:: AIM ::
Each line that follows should be printed again exactly as it stands.

:: DATA FOR THIS EXERCISE ::
= = = = = = =

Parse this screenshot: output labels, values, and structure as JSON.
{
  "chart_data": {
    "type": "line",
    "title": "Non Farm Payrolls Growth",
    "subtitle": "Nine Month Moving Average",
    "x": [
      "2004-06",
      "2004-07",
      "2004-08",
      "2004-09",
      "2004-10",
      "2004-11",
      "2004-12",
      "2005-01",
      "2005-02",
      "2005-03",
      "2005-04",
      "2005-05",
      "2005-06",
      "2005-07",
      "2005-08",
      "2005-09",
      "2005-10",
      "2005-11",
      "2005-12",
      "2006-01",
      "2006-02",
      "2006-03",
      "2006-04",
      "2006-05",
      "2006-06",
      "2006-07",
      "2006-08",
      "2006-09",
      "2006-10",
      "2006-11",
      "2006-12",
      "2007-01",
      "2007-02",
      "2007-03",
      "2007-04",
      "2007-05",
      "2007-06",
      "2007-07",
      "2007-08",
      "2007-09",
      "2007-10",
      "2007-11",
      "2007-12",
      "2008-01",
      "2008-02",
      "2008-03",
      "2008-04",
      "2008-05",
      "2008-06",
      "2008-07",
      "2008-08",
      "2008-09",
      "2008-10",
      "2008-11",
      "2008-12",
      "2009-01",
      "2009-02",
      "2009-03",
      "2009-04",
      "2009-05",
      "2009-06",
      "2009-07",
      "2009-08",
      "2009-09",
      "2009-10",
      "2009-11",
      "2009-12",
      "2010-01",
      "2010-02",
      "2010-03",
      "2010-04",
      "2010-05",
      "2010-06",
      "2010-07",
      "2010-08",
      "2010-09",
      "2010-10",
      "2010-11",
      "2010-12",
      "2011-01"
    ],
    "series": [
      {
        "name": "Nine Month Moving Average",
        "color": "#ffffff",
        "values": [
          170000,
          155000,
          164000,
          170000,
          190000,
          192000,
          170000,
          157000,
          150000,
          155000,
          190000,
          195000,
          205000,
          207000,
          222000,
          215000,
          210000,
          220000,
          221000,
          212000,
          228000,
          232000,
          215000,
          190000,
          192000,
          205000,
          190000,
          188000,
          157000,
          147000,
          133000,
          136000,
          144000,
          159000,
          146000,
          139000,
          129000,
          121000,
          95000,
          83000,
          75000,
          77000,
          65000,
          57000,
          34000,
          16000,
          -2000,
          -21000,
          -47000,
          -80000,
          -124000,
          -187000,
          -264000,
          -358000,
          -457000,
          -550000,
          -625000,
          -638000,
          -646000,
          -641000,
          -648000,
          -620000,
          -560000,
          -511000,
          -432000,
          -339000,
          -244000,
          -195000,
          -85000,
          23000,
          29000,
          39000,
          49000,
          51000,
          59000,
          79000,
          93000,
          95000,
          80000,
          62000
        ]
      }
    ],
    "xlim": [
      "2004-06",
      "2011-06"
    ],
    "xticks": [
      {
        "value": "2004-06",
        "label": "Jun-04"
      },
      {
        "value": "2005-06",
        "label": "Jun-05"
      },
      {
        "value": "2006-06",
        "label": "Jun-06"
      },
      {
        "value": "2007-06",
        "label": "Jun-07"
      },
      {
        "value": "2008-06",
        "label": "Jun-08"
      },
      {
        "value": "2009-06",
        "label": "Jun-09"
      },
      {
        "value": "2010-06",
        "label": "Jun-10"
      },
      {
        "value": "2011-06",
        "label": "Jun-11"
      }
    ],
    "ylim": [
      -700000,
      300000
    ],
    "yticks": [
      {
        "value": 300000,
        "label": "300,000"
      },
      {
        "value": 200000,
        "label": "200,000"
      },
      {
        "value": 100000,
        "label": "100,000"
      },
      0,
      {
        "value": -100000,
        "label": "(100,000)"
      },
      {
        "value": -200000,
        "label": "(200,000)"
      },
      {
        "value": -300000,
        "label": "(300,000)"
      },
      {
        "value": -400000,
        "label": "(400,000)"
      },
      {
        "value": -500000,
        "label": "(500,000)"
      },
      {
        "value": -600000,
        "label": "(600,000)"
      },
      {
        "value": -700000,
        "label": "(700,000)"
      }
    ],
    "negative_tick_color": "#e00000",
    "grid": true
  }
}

= = = = = = =

:: THE RESPONSE ::
Parse this screenshot: output labels, values, and structure as JSON.
{
  "chart_data": {
    "type": "line",
    "title": "Non Farm Payrolls Growth",
    "subtitle": "Nine Month Moving Average",
    "x": [
      "2004-06",
      "2004-07",
      "2004-08",
      "2004-09",
      "2004-10",
      "2004-11",
      "2004-12",
      "2005-01",
      "2005-02",
      "2005-03",
      "2005-04",
      "2005-05",
      "2005-06",
      "2005-07",
      "2005-08",
      "2005-09",
      "2005-10",
      "2005-11",
      "2005-12",
      "2006-01",
      "2006-02",
      "2006-03",
      "2006-04",
      "2006-05",
      "2006-06",
      "2006-07",
      "2006-08",
      "2006-09",
      "2006-10",
      "2006-11",
      "2006-12",
      "2007-01",
      "2007-02",
      "2007-03",
      "2007-04",
      "2007-05",
      "2007-06",
      "2007-07",
      "2007-08",
      "2007-09",
      "2007-10",
      "2007-11",
      "2007-12",
      "2008-01",
      "2008-02",
      "2008-03",
      "2008-04",
      "2008-05",
      "2008-06",
      "2008-07",
      "2008-08",
      "2008-09",
      "2008-10",
      "2008-11",
      "2008-12",
      "2009-01",
      "2009-02",
      "2009-03",
      "2009-04",
      "2009-05",
      "2009-06",
      "2009-07",
      "2009-08",
      "2009-09",
      "2009-10",
      "2009-11",
      "2009-12",
      "2010-01",
      "2010-02",
      "2010-03",
      "2010-04",
      "2010-05",
      "2010-06",
      "2010-07",
      "2010-08",
      "2010-09",
      "2010-10",
      "2010-11",
      "2010-12",
      "2011-01"
    ],
    "series": [
      {
        "name": "Nine Month Moving Average",
        "color": "#ffffff",
        "values": [
          170000,
          155000,
          164000,
          170000,
          190000,
          192000,
          170000,
          157000,
          150000,
          155000,
          190000,
          195000,
          205000,
          207000,
          222000,
          215000,
          210000,
          220000,
          221000,
          212000,
          228000,
          232000,
          215000,
          190000,
          192000,
          205000,
          190000,
          188000,
          157000,
          147000,
          133000,
          136000,
          144000,
          159000,
          146000,
          139000,
          129000,
          121000,
          95000,
          83000,
          75000,
          77000,
          65000,
          57000,
          34000,
          16000,
          -2000,
          -21000,
          -47000,
          -80000,
          -124000,
          -187000,
          -264000,
          -358000,
          -457000,
          -550000,
          -625000,
          -638000,
          -646000,
          -641000,
          -648000,
          -620000,
          -560000,
          -511000,
          -432000,
          -339000,
          -244000,
          -195000,
          -85000,
          23000,
          29000,
          39000,
          49000,
          51000,
          59000,
          79000,
          93000,
          95000,
          80000,
          62000
        ]
      }
    ],
    "xlim": [
      "2004-06",
      "2011-06"
    ],
    "xticks": [
      {
        "value": "2004-06",
        "label": "Jun-04"
      },
      {
        "value": "2005-06",
        "label": "Jun-05"
      },
      {
        "value": "2006-06",
        "label": "Jun-06"
      },
      {
        "value": "2007-06",
        "label": "Jun-07"
      },
      {
        "value": "2008-06",
        "label": "Jun-08"
      },
      {
        "value": "2009-06",
        "label": "Jun-09"
      },
      {
        "value": "2010-06",
        "label": "Jun-10"
      },
      {
        "value": "2011-06",
        "label": "Jun-11"
      }
    ],
    "ylim": [
      -700000,
      300000
    ],
    "yticks": [
      {
        "value": 300000,
        "label": "300,000"
      },
      {
        "value": 200000,
        "label": "200,000"
      },
      {
        "value": 100000,
        "label": "100,000"
      },
      0,
      {
        "value": -100000,
        "label": "(100,000)"
      },
      {
        "value": -200000,
        "label": "(200,000)"
      },
      {
        "value": -300000,
        "label": "(300,000)"
      },
      {
        "value": -400000,
        "label": "(400,000)"
      },
      {
        "value": -500000,
        "label": "(500,000)"
      },
      {
        "value": -600000,
        "label": "(600,000)"
      },
      {
        "value": -700000,
        "label": "(700,000)"
      }
    ],
    "negative_tick_color": "#e00000",
    "grid": true
  }
}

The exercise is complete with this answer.